(Records from a data source)
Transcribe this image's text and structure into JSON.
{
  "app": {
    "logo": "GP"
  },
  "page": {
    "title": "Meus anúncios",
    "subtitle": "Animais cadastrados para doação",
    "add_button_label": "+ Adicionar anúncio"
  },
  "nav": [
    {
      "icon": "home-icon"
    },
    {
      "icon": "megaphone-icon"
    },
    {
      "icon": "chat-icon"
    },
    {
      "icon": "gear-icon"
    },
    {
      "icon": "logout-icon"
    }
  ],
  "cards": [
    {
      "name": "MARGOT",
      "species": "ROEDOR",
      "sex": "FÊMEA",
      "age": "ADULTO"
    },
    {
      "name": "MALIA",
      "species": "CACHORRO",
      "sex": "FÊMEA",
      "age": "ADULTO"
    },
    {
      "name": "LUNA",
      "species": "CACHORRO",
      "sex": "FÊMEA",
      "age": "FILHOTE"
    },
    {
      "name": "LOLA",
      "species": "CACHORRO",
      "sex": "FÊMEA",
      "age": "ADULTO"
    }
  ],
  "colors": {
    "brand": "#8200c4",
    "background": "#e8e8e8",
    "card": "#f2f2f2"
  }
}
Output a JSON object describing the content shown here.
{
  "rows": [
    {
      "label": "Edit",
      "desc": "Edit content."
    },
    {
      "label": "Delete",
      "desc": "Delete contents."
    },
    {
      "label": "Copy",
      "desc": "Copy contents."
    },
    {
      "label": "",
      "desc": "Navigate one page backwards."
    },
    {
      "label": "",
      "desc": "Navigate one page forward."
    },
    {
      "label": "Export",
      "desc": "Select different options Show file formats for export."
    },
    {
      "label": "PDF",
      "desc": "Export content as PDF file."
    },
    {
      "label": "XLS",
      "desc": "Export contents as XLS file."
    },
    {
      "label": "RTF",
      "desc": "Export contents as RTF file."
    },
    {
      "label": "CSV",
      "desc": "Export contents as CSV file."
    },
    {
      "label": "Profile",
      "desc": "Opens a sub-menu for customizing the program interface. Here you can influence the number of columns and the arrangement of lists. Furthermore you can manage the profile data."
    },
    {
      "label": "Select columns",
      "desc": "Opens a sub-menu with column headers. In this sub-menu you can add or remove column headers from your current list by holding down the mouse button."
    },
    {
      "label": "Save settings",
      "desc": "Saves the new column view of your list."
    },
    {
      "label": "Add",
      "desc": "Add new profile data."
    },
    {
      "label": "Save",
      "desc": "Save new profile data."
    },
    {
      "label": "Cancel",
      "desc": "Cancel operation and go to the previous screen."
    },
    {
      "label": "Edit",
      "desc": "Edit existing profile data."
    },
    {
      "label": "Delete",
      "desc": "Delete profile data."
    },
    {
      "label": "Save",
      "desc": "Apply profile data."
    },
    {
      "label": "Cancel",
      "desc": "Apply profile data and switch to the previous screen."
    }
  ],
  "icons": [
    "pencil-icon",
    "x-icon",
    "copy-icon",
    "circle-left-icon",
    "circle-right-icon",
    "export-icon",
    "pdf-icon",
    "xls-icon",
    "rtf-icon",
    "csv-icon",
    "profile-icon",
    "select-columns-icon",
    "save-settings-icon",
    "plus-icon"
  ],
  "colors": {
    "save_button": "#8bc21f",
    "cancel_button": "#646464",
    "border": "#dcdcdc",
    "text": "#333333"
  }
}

Problem to work on:
Show the data once more, exactly as it was written.

Output for this task:
Transcribe this image's text and structure into JSON.
{
  "app": {
    "logo": "GP"
  },
  "page": {
    "title": "Meus anúncios",
    "subtitle": "Animais cadastrados para doação",
    "add_button_label": "+ Adicionar anúncio"
  },
  "nav": [
    {
      "icon": "home-icon"
    },
    {
      "icon": "megaphone-icon"
    },
    {
      "icon": "chat-icon"
    },
    {
      "icon": "gear-icon"
    },
    {
      "icon": "logout-icon"
    }
  ],
  "cards": [
    {
      "name": "MARGOT",
      "species": "ROEDOR",
      "sex": "FÊMEA",
      "age": "ADULTO"
    },
    {
      "name": "MALIA",
      "species": "CACHORRO",
      "sex": "FÊMEA",
      "age": "ADULTO"
    },
    {
      "name": "LUNA",
      "species": "CACHORRO",
      "sex": "FÊMEA",
      "age": "FILHOTE"
    },
    {
      "name": "LOLA",
      "species": "CACHORRO",
      "sex": "FÊMEA",
      "age": "ADULTO"
    }
  ],
  "colors": {
    "brand": "#8200c4",
    "background": "#e8e8e8",
    "card": "#f2f2f2"
  }
}
Output a JSON object describing the content shown here.
{
  "rows": [
    {
      "label": "Edit",
      "desc": "Edit content."
    },
    {
      "label": "Delete",
      "desc": "Delete contents."
    },
    {
      "label": "Copy",
      "desc": "Copy contents."
    },
    {
      "label": "",
      "desc": "Navigate one page backwards."
    },
    {
      "label": "",
      "desc": "Navigate one page forward."
    },
    {
      "label": "Export",
      "desc": "Select different options Show file formats for export."
    },
    {
      "label": "PDF",
      "desc": "Export content as PDF file."
    },
    {
      "label": "XLS",
      "desc": "Export contents as XLS file."
    },
    {
      "label": "RTF",
      "desc": "Export contents as RTF file."
    },
    {
      "label": "CSV",
      "desc": "Export contents as CSV file."
    },
    {
      "label": "Profile",
      "desc": "Opens a sub-menu for customizing the program interface. Here you can influence the number of columns and the arrangement of lists. Furthermore you can manage the profile data."
    },
    {
      "label": "Select columns",
      "desc": "Opens a sub-menu with column headers. In this sub-menu you can add or remove column headers from your current list by holding down the mouse button."
    },
    {
      "label": "Save settings",
      "desc": "Saves the new column view of your list."
    },
    {
      "label": "Add",
      "desc": "Add new profile data."
    },
    {
      "label": "Save",
      "desc": "Save new profile data."
    },
    {
      "label": "Cancel",
      "desc": "Cancel operation and go to the previous screen."
    },
    {
      "label": "Edit",
      "desc": "Edit existing profile data."
    },
    {
      "label": "Delete",
      "desc": "Delete profile data."
    },
    {
      "label": "Save",
      "desc": "Apply profile data."
    },
    {
      "label": "Cancel",
      "desc": "Apply profile data and switch to the previous screen."
    }
  ],
  "icons": [
    "pencil-icon",
    "x-icon",
    "copy-icon",
    "circle-left-icon",
    "circle-right-icon",
    "export-icon",
    "pdf-icon",
    "xls-icon",
    "rtf-icon",
    "csv-icon",
    "profile-icon",
    "select-columns-icon",
    "save-settings-icon",
    "plus-icon"
  ],
  "colors": {
    "save_button": "#8bc21f",
    "cancel_button": "#646464",
    "border": "#dcdcdc",
    "text": "#333333"
  }
}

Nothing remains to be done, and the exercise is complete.